- Task brief -
From the data that follows, copy every line holding the string "this".

- Material supplied -
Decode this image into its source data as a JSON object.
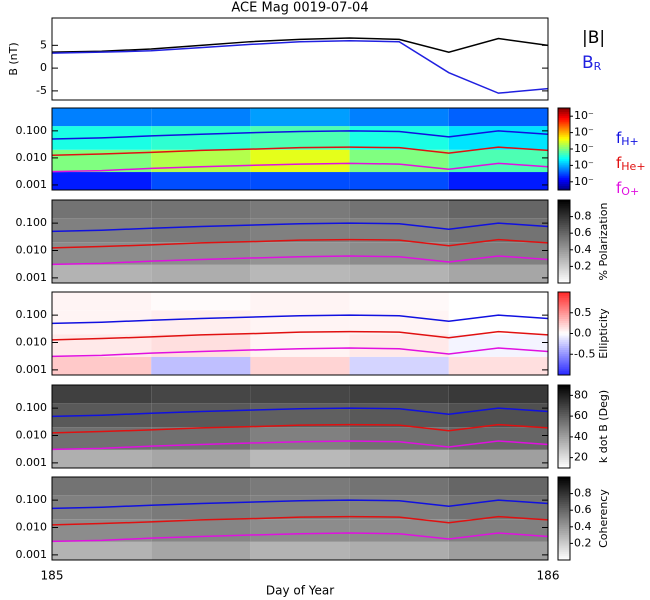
{
  "chart_data": [
    {
      "type": "line",
      "title": "ACE Mag 0019-07-04",
      "ylabel": "B (nT)",
      "x": [
        185,
        185.1,
        185.2,
        185.3,
        185.4,
        185.5,
        185.6,
        185.7,
        185.8,
        185.9,
        186
      ],
      "xlim": [
        185,
        186
      ],
      "ylim": [
        -7,
        11
      ],
      "yticks": [
        -5,
        0,
        5
      ],
      "legend": true,
      "series": [
        {
          "name": "|B|",
          "color": "#000000",
          "values": [
            3.5,
            3.7,
            4.2,
            5.0,
            5.8,
            6.3,
            6.6,
            6.3,
            3.5,
            6.5,
            5.0
          ]
        },
        {
          "name": "B",
          "sub": "R",
          "color": "#2020e0",
          "values": [
            3.3,
            3.5,
            3.8,
            4.5,
            5.2,
            5.8,
            6.0,
            5.8,
            -1.0,
            -5.5,
            -4.5
          ]
        }
      ]
    },
    {
      "type": "heatmap",
      "log": true,
      "colormap": "jet",
      "legend": true,
      "x": [
        185,
        185.1,
        185.2,
        185.3,
        185.4,
        185.5,
        185.6,
        185.7,
        185.8,
        185.9,
        186
      ],
      "xlim": [
        185,
        186
      ],
      "ylim": [
        0.00065,
        0.7
      ],
      "yticks": [
        {
          "value": 0.1,
          "label": "0.100"
        },
        {
          "value": 0.01,
          "label": "0.010"
        },
        0.001
      ],
      "x_bins": [
        185,
        185.2,
        185.4,
        185.6,
        185.8,
        186
      ],
      "y_bins": [
        0.00065,
        0.003,
        0.02,
        0.15,
        0.7
      ],
      "z": [
        [
          0.15,
          0.2,
          0.2,
          0.2,
          0.15
        ],
        [
          0.5,
          0.55,
          0.6,
          0.5,
          0.45
        ],
        [
          0.4,
          0.42,
          0.45,
          0.4,
          0.35
        ],
        [
          0.25,
          0.25,
          0.28,
          0.25,
          0.22
        ]
      ],
      "clim": [
        0,
        1
      ],
      "cticks": [
        {
          "value": 0.1,
          "label": "10⁻"
        },
        {
          "value": 0.3,
          "label": "10⁻"
        },
        {
          "value": 0.5,
          "label": "10⁻"
        },
        {
          "value": 0.7,
          "label": "10⁻"
        },
        {
          "value": 0.9,
          "label": "10⁻"
        }
      ],
      "series": [
        {
          "name": "f",
          "sub": "H+",
          "color": "#1010e0",
          "values": [
            0.05,
            0.055,
            0.065,
            0.075,
            0.085,
            0.095,
            0.1,
            0.095,
            0.06,
            0.1,
            0.075
          ]
        },
        {
          "name": "f",
          "sub": "He+",
          "color": "#e01010",
          "values": [
            0.0125,
            0.014,
            0.016,
            0.019,
            0.021,
            0.024,
            0.025,
            0.024,
            0.015,
            0.025,
            0.019
          ]
        },
        {
          "name": "f",
          "sub": "O+",
          "color": "#e010e0",
          "values": [
            0.0031,
            0.0034,
            0.0041,
            0.0047,
            0.0053,
            0.0059,
            0.0063,
            0.0059,
            0.0038,
            0.0063,
            0.0047
          ]
        }
      ]
    },
    {
      "type": "heatmap",
      "log": true,
      "colormap": "gray_r",
      "clabel": "% Polarization",
      "x": [
        185,
        185.1,
        185.2,
        185.3,
        185.4,
        185.5,
        185.6,
        185.7,
        185.8,
        185.9,
        186
      ],
      "xlim": [
        185,
        186
      ],
      "ylim": [
        0.00065,
        0.7
      ],
      "yticks": [
        {
          "value": 0.1,
          "label": "0.100"
        },
        {
          "value": 0.01,
          "label": "0.010"
        },
        0.001
      ],
      "x_bins": [
        185,
        185.2,
        185.4,
        185.6,
        185.8,
        186
      ],
      "y_bins": [
        0.00065,
        0.003,
        0.02,
        0.15,
        0.7
      ],
      "z": [
        [
          0.3,
          0.32,
          0.28,
          0.3,
          0.35
        ],
        [
          0.45,
          0.45,
          0.42,
          0.45,
          0.5
        ],
        [
          0.5,
          0.52,
          0.5,
          0.5,
          0.55
        ],
        [
          0.55,
          0.55,
          0.52,
          0.55,
          0.6
        ]
      ],
      "clim": [
        0,
        1
      ],
      "cticks": [
        0.2,
        0.4,
        0.6,
        0.8
      ],
      "series": [
        {
          "name": "f",
          "sub": "H+",
          "color": "#1010e0",
          "values": [
            0.05,
            0.055,
            0.065,
            0.075,
            0.085,
            0.095,
            0.1,
            0.095,
            0.06,
            0.1,
            0.075
          ]
        },
        {
          "name": "f",
          "sub": "He+",
          "color": "#e01010",
          "values": [
            0.0125,
            0.014,
            0.016,
            0.019,
            0.021,
            0.024,
            0.025,
            0.024,
            0.015,
            0.025,
            0.019
          ]
        },
        {
          "name": "f",
          "sub": "O+",
          "color": "#e010e0",
          "values": [
            0.0031,
            0.0034,
            0.0041,
            0.0047,
            0.0053,
            0.0059,
            0.0063,
            0.0059,
            0.0038,
            0.0063,
            0.0047
          ]
        }
      ]
    },
    {
      "type": "heatmap",
      "log": true,
      "colormap": "bwr",
      "clabel": "Ellipticity",
      "x": [
        185,
        185.1,
        185.2,
        185.3,
        185.4,
        185.5,
        185.6,
        185.7,
        185.8,
        185.9,
        186
      ],
      "xlim": [
        185,
        186
      ],
      "ylim": [
        0.00065,
        0.7
      ],
      "yticks": [
        {
          "value": 0.1,
          "label": "0.100"
        },
        {
          "value": 0.01,
          "label": "0.010"
        },
        0.001
      ],
      "x_bins": [
        185,
        185.2,
        185.4,
        185.6,
        185.8,
        186
      ],
      "y_bins": [
        0.00065,
        0.003,
        0.02,
        0.15,
        0.7
      ],
      "z": [
        [
          0.25,
          -0.3,
          0.2,
          -0.2,
          0.15
        ],
        [
          0.1,
          0.15,
          0.05,
          0.1,
          -0.05
        ],
        [
          0.05,
          0.08,
          0.05,
          0.05,
          0.0
        ],
        [
          0.05,
          0.02,
          0.05,
          0.03,
          0.0
        ]
      ],
      "clim": [
        -1,
        1
      ],
      "cticks": [
        -0.5,
        {
          "value": 0,
          "label": "0.0"
        },
        0.5
      ],
      "series": [
        {
          "name": "f",
          "sub": "H+",
          "color": "#1010e0",
          "values": [
            0.05,
            0.055,
            0.065,
            0.075,
            0.085,
            0.095,
            0.1,
            0.095,
            0.06,
            0.1,
            0.075
          ]
        },
        {
          "name": "f",
          "sub": "He+",
          "color": "#e01010",
          "values": [
            0.0125,
            0.014,
            0.016,
            0.019,
            0.021,
            0.024,
            0.025,
            0.024,
            0.015,
            0.025,
            0.019
          ]
        },
        {
          "name": "f",
          "sub": "O+",
          "color": "#e010e0",
          "values": [
            0.0031,
            0.0034,
            0.0041,
            0.0047,
            0.0053,
            0.0059,
            0.0063,
            0.0059,
            0.0038,
            0.0063,
            0.0047
          ]
        }
      ]
    },
    {
      "type": "heatmap",
      "log": true,
      "colormap": "gray_r",
      "clabel": "k dot B (Deg)",
      "x": [
        185,
        185.1,
        185.2,
        185.3,
        185.4,
        185.5,
        185.6,
        185.7,
        185.8,
        185.9,
        186
      ],
      "xlim": [
        185,
        186
      ],
      "ylim": [
        0.00065,
        0.7
      ],
      "yticks": [
        {
          "value": 0.1,
          "label": "0.100"
        },
        {
          "value": 0.01,
          "label": "0.010"
        },
        0.001
      ],
      "x_bins": [
        185,
        185.2,
        185.4,
        185.6,
        185.8,
        186
      ],
      "y_bins": [
        0.00065,
        0.003,
        0.02,
        0.15,
        0.7
      ],
      "z": [
        [
          35,
          38,
          32,
          35,
          40
        ],
        [
          55,
          55,
          50,
          55,
          58
        ],
        [
          62,
          62,
          60,
          62,
          65
        ],
        [
          70,
          68,
          68,
          70,
          72
        ]
      ],
      "clim": [
        10,
        90
      ],
      "cticks": [
        20,
        40,
        60,
        80
      ],
      "series": [
        {
          "name": "f",
          "sub": "H+",
          "color": "#1010e0",
          "values": [
            0.05,
            0.055,
            0.065,
            0.075,
            0.085,
            0.095,
            0.1,
            0.095,
            0.06,
            0.1,
            0.075
          ]
        },
        {
          "name": "f",
          "sub": "He+",
          "color": "#e01010",
          "values": [
            0.0125,
            0.014,
            0.016,
            0.019,
            0.021,
            0.024,
            0.025,
            0.024,
            0.015,
            0.025,
            0.019
          ]
        },
        {
          "name": "f",
          "sub": "O+",
          "color": "#e010e0",
          "values": [
            0.0031,
            0.0034,
            0.0041,
            0.0047,
            0.0053,
            0.0059,
            0.0063,
            0.0059,
            0.0038,
            0.0063,
            0.0047
          ]
        }
      ]
    },
    {
      "type": "heatmap",
      "log": true,
      "colormap": "gray_r",
      "clabel": "Coherency",
      "xlabel": "Day of Year",
      "x": [
        185,
        185.1,
        185.2,
        185.3,
        185.4,
        185.5,
        185.6,
        185.7,
        185.8,
        185.9,
        186
      ],
      "xlim": [
        185,
        186
      ],
      "xticks": [
        185,
        186
      ],
      "ylim": [
        0.00065,
        0.7
      ],
      "yticks": [
        {
          "value": 0.1,
          "label": "0.100"
        },
        {
          "value": 0.01,
          "label": "0.010"
        },
        0.001
      ],
      "x_bins": [
        185,
        185.2,
        185.4,
        185.6,
        185.8,
        186
      ],
      "y_bins": [
        0.00065,
        0.003,
        0.02,
        0.15,
        0.7
      ],
      "z": [
        [
          0.3,
          0.35,
          0.3,
          0.32,
          0.38
        ],
        [
          0.45,
          0.48,
          0.45,
          0.45,
          0.5
        ],
        [
          0.5,
          0.52,
          0.5,
          0.5,
          0.55
        ],
        [
          0.55,
          0.55,
          0.52,
          0.55,
          0.6
        ]
      ],
      "clim": [
        0,
        1
      ],
      "cticks": [
        0.2,
        0.4,
        0.6,
        0.8
      ],
      "series": [
        {
          "name": "f",
          "sub": "H+",
          "color": "#1010e0",
          "values": [
            0.05,
            0.055,
            0.065,
            0.075,
            0.085,
            0.095,
            0.1,
            0.095,
            0.06,
            0.1,
            0.075
          ]
        },
        {
          "name": "f",
          "sub": "He+",
          "color": "#e01010",
          "values": [
            0.0125,
            0.014,
            0.016,
            0.019,
            0.021,
            0.024,
            0.025,
            0.024,
            0.015,
            0.025,
            0.019
          ]
        },
        {
          "name": "f",
          "sub": "O+",
          "color": "#e010e0",
          "values": [
            0.0031,
            0.0034,
            0.0041,
            0.0047,
            0.0053,
            0.0059,
            0.0063,
            0.0059,
            0.0038,
            0.0063,
            0.0047
          ]
        }
      ]
    }
  ]
}
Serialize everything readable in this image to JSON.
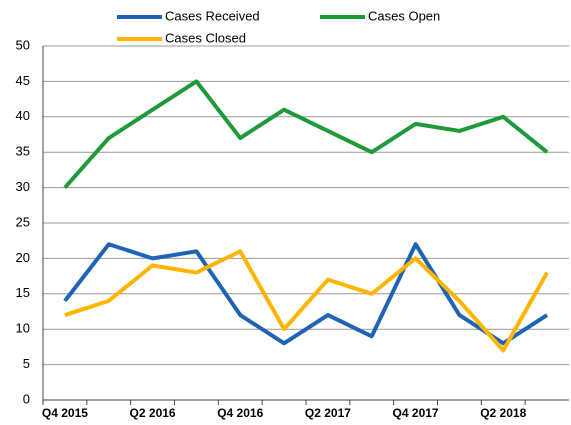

- Result -
Decode this image into its source data as a JSON object.
Serialize everything readable in this image to JSON.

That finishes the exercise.